[start of RECORD SET]

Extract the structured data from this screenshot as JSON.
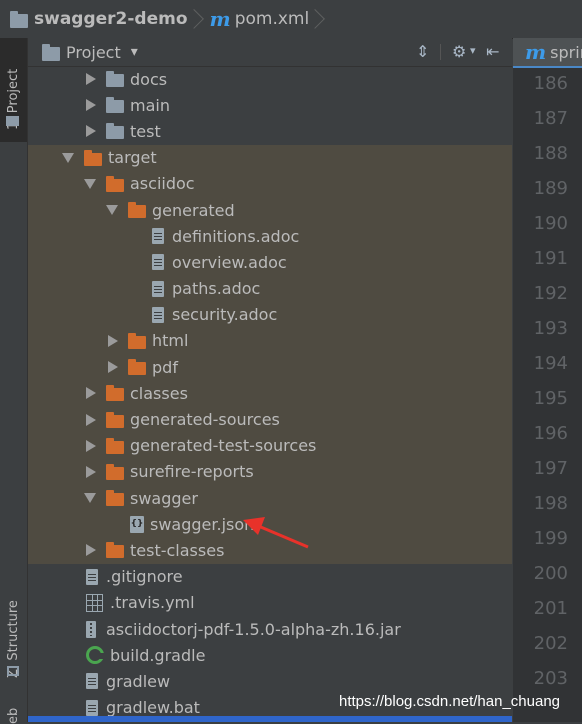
{
  "breadcrumb": {
    "project": "swagger2-demo",
    "file": "pom.xml",
    "file_icon": "m"
  },
  "left_strip": {
    "project_tab": "1: Project",
    "structure_tab": "Z: Structure",
    "web_tab": "eb"
  },
  "panel": {
    "title": "Project",
    "dropdown_glyph": "▾"
  },
  "tree": [
    {
      "label": "docs",
      "indent": 2,
      "arrow": "right",
      "icon": "folder-gray",
      "excluded": false
    },
    {
      "label": "main",
      "indent": 2,
      "arrow": "right",
      "icon": "folder-gray",
      "excluded": false
    },
    {
      "label": "test",
      "indent": 2,
      "arrow": "right",
      "icon": "folder-gray",
      "excluded": false
    },
    {
      "label": "target",
      "indent": 1,
      "arrow": "down",
      "icon": "folder-orange",
      "excluded": true
    },
    {
      "label": "asciidoc",
      "indent": 2,
      "arrow": "down",
      "icon": "folder-orange",
      "excluded": true
    },
    {
      "label": "generated",
      "indent": 3,
      "arrow": "down",
      "icon": "folder-orange",
      "excluded": true
    },
    {
      "label": "definitions.adoc",
      "indent": 4,
      "arrow": "none",
      "icon": "file",
      "excluded": true
    },
    {
      "label": "overview.adoc",
      "indent": 4,
      "arrow": "none",
      "icon": "file",
      "excluded": true
    },
    {
      "label": "paths.adoc",
      "indent": 4,
      "arrow": "none",
      "icon": "file",
      "excluded": true
    },
    {
      "label": "security.adoc",
      "indent": 4,
      "arrow": "none",
      "icon": "file",
      "excluded": true
    },
    {
      "label": "html",
      "indent": 3,
      "arrow": "right",
      "icon": "folder-orange",
      "excluded": true
    },
    {
      "label": "pdf",
      "indent": 3,
      "arrow": "right",
      "icon": "folder-orange",
      "excluded": true
    },
    {
      "label": "classes",
      "indent": 2,
      "arrow": "right",
      "icon": "folder-orange",
      "excluded": true
    },
    {
      "label": "generated-sources",
      "indent": 2,
      "arrow": "right",
      "icon": "folder-orange",
      "excluded": true
    },
    {
      "label": "generated-test-sources",
      "indent": 2,
      "arrow": "right",
      "icon": "folder-orange",
      "excluded": true
    },
    {
      "label": "surefire-reports",
      "indent": 2,
      "arrow": "right",
      "icon": "folder-orange",
      "excluded": true
    },
    {
      "label": "swagger",
      "indent": 2,
      "arrow": "down",
      "icon": "folder-orange",
      "excluded": true
    },
    {
      "label": "swagger.json",
      "indent": 3,
      "arrow": "none",
      "icon": "json-file",
      "excluded": true
    },
    {
      "label": "test-classes",
      "indent": 2,
      "arrow": "right",
      "icon": "folder-orange",
      "excluded": true
    },
    {
      "label": ".gitignore",
      "indent": 1,
      "arrow": "none",
      "icon": "file",
      "excluded": false
    },
    {
      "label": ".travis.yml",
      "indent": 1,
      "arrow": "none",
      "icon": "grid-file",
      "excluded": false
    },
    {
      "label": "asciidoctorj-pdf-1.5.0-alpha-zh.16.jar",
      "indent": 1,
      "arrow": "none",
      "icon": "jar-file",
      "excluded": false
    },
    {
      "label": "build.gradle",
      "indent": 1,
      "arrow": "none",
      "icon": "gradle-icon",
      "excluded": false
    },
    {
      "label": "gradlew",
      "indent": 1,
      "arrow": "none",
      "icon": "file",
      "excluded": false
    },
    {
      "label": "gradlew.bat",
      "indent": 1,
      "arrow": "none",
      "icon": "file",
      "excluded": false
    }
  ],
  "editor": {
    "tab_label": "sprin",
    "tab_icon": "m",
    "line_numbers": [
      "186",
      "187",
      "188",
      "189",
      "190",
      "191",
      "192",
      "193",
      "194",
      "195",
      "196",
      "197",
      "198",
      "199",
      "200",
      "201",
      "202",
      "203"
    ]
  },
  "watermark": "https://blog.csdn.net/han_chuang",
  "colors": {
    "background": "#3c3f41",
    "excluded_row": "#4f4b41",
    "folder_orange": "#d16c2c",
    "folder_gray": "#8d9ba8",
    "annotation_arrow": "#e8322a",
    "accent_blue": "#3d9be9"
  }
}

[end of RECORD SET]

*THE EXERCISE:* Search the entries for the string "adoc" and collect each line that has it.

*OUTPUT FOR THIS TASK:*
      "label": "definitions.adoc",
      "label": "overview.adoc",
      "label": "paths.adoc",
      "label": "security.adoc",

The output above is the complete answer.